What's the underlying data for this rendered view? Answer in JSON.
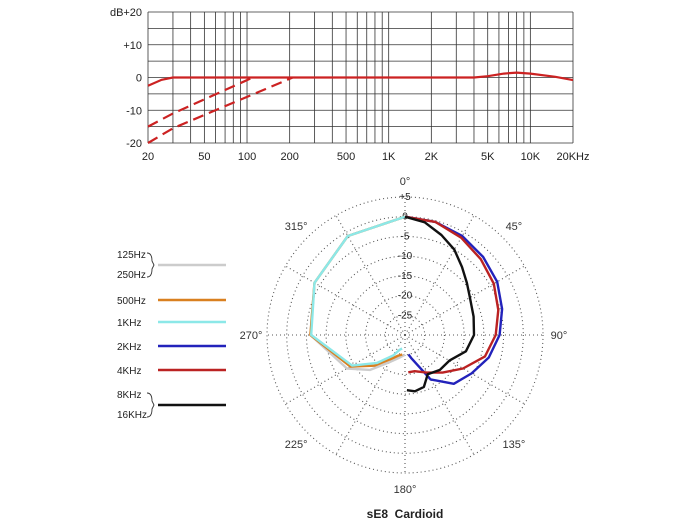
{
  "chart_data": [
    {
      "type": "line",
      "x_scale": "log",
      "xlim": [
        20,
        20000
      ],
      "ylim": [
        -20,
        20
      ],
      "y_unit": "dB",
      "x_ticks": [
        {
          "value": 20,
          "label": "20"
        },
        {
          "value": 50,
          "label": "50"
        },
        {
          "value": 100,
          "label": "100"
        },
        {
          "value": 200,
          "label": "200"
        },
        {
          "value": 500,
          "label": "500"
        },
        {
          "value": 1000,
          "label": "1K"
        },
        {
          "value": 2000,
          "label": "2K"
        },
        {
          "value": 5000,
          "label": "5K"
        },
        {
          "value": 10000,
          "label": "10K"
        },
        {
          "value": 20000,
          "label": "20KHz"
        }
      ],
      "y_ticks": [
        {
          "value": 20,
          "label": "+20"
        },
        {
          "value": 10,
          "label": "+10"
        },
        {
          "value": 0,
          "label": "0"
        },
        {
          "value": -10,
          "label": "-10"
        },
        {
          "value": -20,
          "label": "-20"
        }
      ],
      "grid": true,
      "color": "#cc2222",
      "series": [
        {
          "style": "solid",
          "points": [
            [
              20,
              -2.5
            ],
            [
              25,
              -0.7
            ],
            [
              30,
              0
            ],
            [
              100,
              0
            ],
            [
              1000,
              0
            ],
            [
              4000,
              0
            ],
            [
              5000,
              0.4
            ],
            [
              6500,
              1.2
            ],
            [
              8000,
              1.5
            ],
            [
              10000,
              1.2
            ],
            [
              15000,
              0.2
            ],
            [
              20000,
              -0.8
            ]
          ]
        },
        {
          "style": "dashed",
          "points": [
            [
              20,
              -15
            ],
            [
              30,
              -11
            ],
            [
              110,
              0
            ]
          ]
        },
        {
          "style": "dashed",
          "points": [
            [
              20,
              -20
            ],
            [
              30,
              -15.5
            ],
            [
              210,
              0
            ]
          ]
        }
      ]
    },
    {
      "type": "polar",
      "title": "sE8  Cardioid",
      "rlim": [
        -30,
        5
      ],
      "ring_labels": [
        "+5",
        "0",
        "-5",
        "-10",
        "-15",
        "-20",
        "-25"
      ],
      "angle_labels": [
        {
          "deg": 0,
          "label": "0°"
        },
        {
          "deg": 45,
          "label": "45°"
        },
        {
          "deg": 90,
          "label": "90°"
        },
        {
          "deg": 135,
          "label": "135°"
        },
        {
          "deg": 180,
          "label": "180°"
        },
        {
          "deg": 225,
          "label": "225°"
        },
        {
          "deg": 270,
          "label": "270°"
        },
        {
          "deg": 315,
          "label": "315°"
        }
      ],
      "series": [
        {
          "name": "125Hz / 250Hz",
          "color": "#cccccc",
          "points": [
            [
              360,
              0
            ],
            [
              330,
              -1
            ],
            [
              300,
              -3.5
            ],
            [
              270,
              -6
            ],
            [
              240,
              -13
            ],
            [
              225,
              -17.5
            ],
            [
              210,
              -22
            ],
            [
              195,
              -24
            ],
            [
              180,
              -25
            ]
          ]
        },
        {
          "name": "500Hz",
          "color": "#d98020",
          "points": [
            [
              360,
              0
            ],
            [
              330,
              -1
            ],
            [
              300,
              -3.5
            ],
            [
              270,
              -6
            ],
            [
              240,
              -14
            ],
            [
              225,
              -19
            ],
            [
              210,
              -23
            ],
            [
              198,
              -24.5
            ],
            [
              188,
              -25
            ]
          ]
        },
        {
          "name": "1KHz",
          "color": "#8ce8e8",
          "points": [
            [
              360,
              0
            ],
            [
              330,
              -1
            ],
            [
              300,
              -3.5
            ],
            [
              270,
              -6.2
            ],
            [
              240,
              -14.5
            ],
            [
              225,
              -20
            ],
            [
              210,
              -24
            ],
            [
              200,
              -26
            ],
            [
              192,
              -26.5
            ]
          ]
        },
        {
          "name": "2KHz",
          "color": "#2222bb",
          "points": [
            [
              0,
              0
            ],
            [
              15,
              -0.3
            ],
            [
              30,
              -1
            ],
            [
              45,
              -2
            ],
            [
              60,
              -3
            ],
            [
              75,
              -4.5
            ],
            [
              90,
              -6
            ],
            [
              105,
              -8
            ],
            [
              120,
              -10.5
            ],
            [
              135,
              -12.5
            ],
            [
              150,
              -17
            ],
            [
              165,
              -24
            ],
            [
              170,
              -25
            ]
          ]
        },
        {
          "name": "4KHz",
          "color": "#bb2222",
          "points": [
            [
              0,
              0
            ],
            [
              15,
              -0.3
            ],
            [
              30,
              -1.5
            ],
            [
              45,
              -2.8
            ],
            [
              60,
              -4
            ],
            [
              75,
              -5.5
            ],
            [
              90,
              -7
            ],
            [
              105,
              -9
            ],
            [
              120,
              -13
            ],
            [
              135,
              -16.5
            ],
            [
              150,
              -19
            ],
            [
              165,
              -20.5
            ],
            [
              175,
              -20.5
            ]
          ]
        },
        {
          "name": "8KHz / 16KHz",
          "color": "#111111",
          "points": [
            [
              0,
              0
            ],
            [
              10,
              -1
            ],
            [
              20,
              -3
            ],
            [
              30,
              -5
            ],
            [
              40,
              -7.5
            ],
            [
              50,
              -9.5
            ],
            [
              60,
              -11
            ],
            [
              75,
              -12
            ],
            [
              90,
              -12.5
            ],
            [
              105,
              -14
            ],
            [
              120,
              -17
            ],
            [
              135,
              -17.5
            ],
            [
              150,
              -18.5
            ],
            [
              160,
              -16
            ],
            [
              170,
              -15.5
            ],
            [
              178,
              -16
            ]
          ]
        }
      ],
      "legend": [
        {
          "labels": [
            "125Hz",
            "250Hz"
          ],
          "color": "#cccccc",
          "bracket": true
        },
        {
          "labels": [
            "500Hz"
          ],
          "color": "#d98020",
          "bracket": false
        },
        {
          "labels": [
            "1KHz"
          ],
          "color": "#8ce8e8",
          "bracket": false
        },
        {
          "labels": [
            "2KHz"
          ],
          "color": "#2222bb",
          "bracket": false
        },
        {
          "labels": [
            "4KHz"
          ],
          "color": "#bb2222",
          "bracket": false
        },
        {
          "labels": [
            "8KHz",
            "16KHz"
          ],
          "color": "#111111",
          "bracket": true
        }
      ]
    }
  ],
  "top_axis_unit_label": "dB"
}
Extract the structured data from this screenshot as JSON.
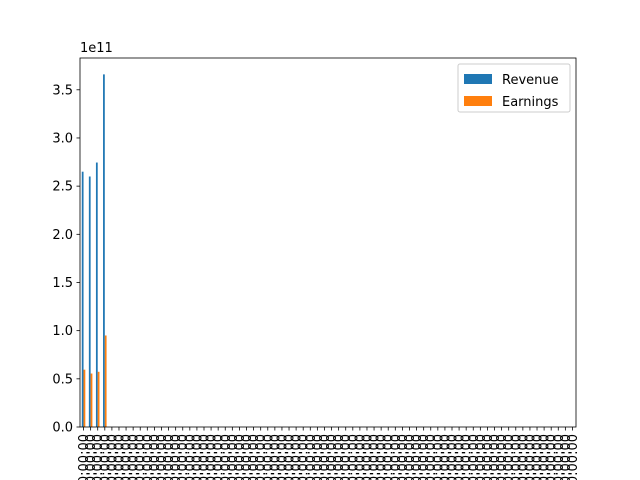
{
  "chart_data": {
    "type": "bar",
    "title": "",
    "xlabel": "",
    "ylabel": "",
    "y_offset_label": "1e11",
    "ylim": [
      0,
      383000000000.0
    ],
    "yticks": [
      0,
      50000000000.0,
      100000000000.0,
      150000000000.0,
      200000000000.0,
      250000000000.0,
      300000000000.0,
      350000000000.0
    ],
    "ytick_labels": [
      "0.0",
      "0.5",
      "1.0",
      "1.5",
      "2.0",
      "2.5",
      "3.0",
      "3.5"
    ],
    "grid": false,
    "legend_position": "upper-right",
    "x_tick_label": "00:00:00",
    "x_category_count": 70,
    "series": [
      {
        "name": "Revenue",
        "color": "#1f77b4",
        "values": [
          265000000000.0,
          260000000000.0,
          274500000000.0,
          366000000000.0
        ]
      },
      {
        "name": "Earnings",
        "color": "#ff7f0e",
        "values": [
          59500000000.0,
          55500000000.0,
          57300000000.0,
          95000000000.0
        ]
      }
    ]
  }
}
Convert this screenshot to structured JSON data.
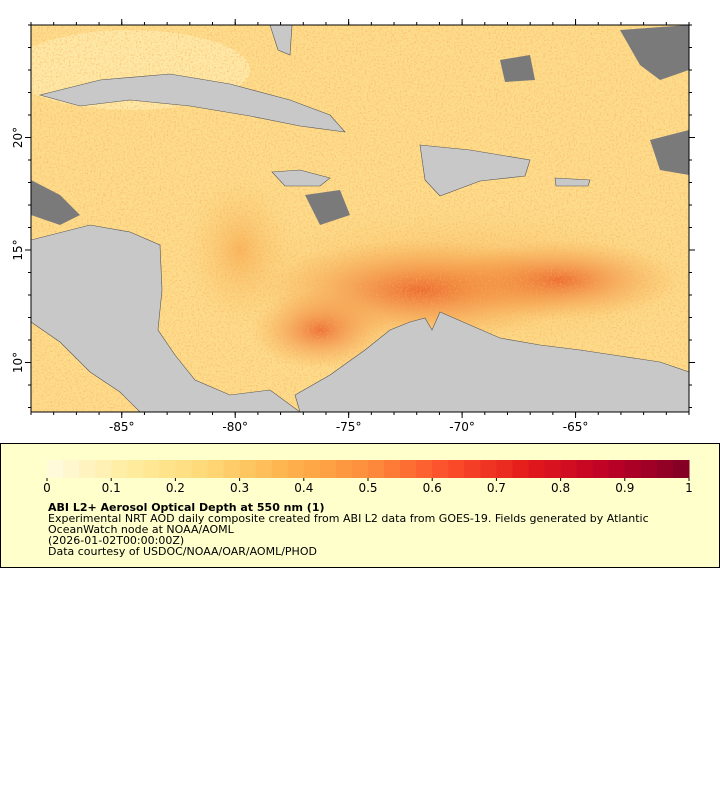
{
  "map": {
    "lon_range": [
      -89,
      -60
    ],
    "lat_range": [
      7.8,
      25
    ],
    "lon_ticks": [
      {
        "value": -85,
        "label": "-85°"
      },
      {
        "value": -80,
        "label": "-80°"
      },
      {
        "value": -75,
        "label": "-75°"
      },
      {
        "value": -70,
        "label": "-70°"
      },
      {
        "value": -65,
        "label": "-65°"
      }
    ],
    "lat_ticks": [
      {
        "value": 10,
        "label": "10°"
      },
      {
        "value": 15,
        "label": "15°"
      },
      {
        "value": 20,
        "label": "20°"
      }
    ]
  },
  "colorbar": {
    "range": [
      0,
      1
    ],
    "ticks": [
      0,
      0.1,
      0.2,
      0.3,
      0.4,
      0.5,
      0.6,
      0.7,
      0.8,
      0.9,
      1
    ],
    "colormap": [
      "#fffbe0",
      "#ffeda0",
      "#fed976",
      "#feb24c",
      "#fd8d3c",
      "#fc4e2a",
      "#e31a1c",
      "#bd0026",
      "#800026"
    ],
    "title": "ABI L2+ Aerosol Optical Depth at 550 nm (1)",
    "lines": [
      "Experimental NRT AOD daily composite created from ABI L2 data from GOES-19. Fields generated by Atlantic",
      "OceanWatch node at NOAA/AOML",
      "(2026-01-02T00:00:00Z)",
      "Data courtesy of USDOC/NOAA/OAR/AOML/PHOD"
    ]
  }
}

## EXERCISE PROMPT
Each line holding "name" must be found and copied.

## ANSWER FOR THE TASK
          "name": "125Hz / 250Hz",
          "name": "500Hz",
          "name": "1KHz",
          "name": "2KHz",
          "name": "4KHz",
          "name": "8KHz / 16KHz",
        "name": "Revenue",
        "name": "Earnings",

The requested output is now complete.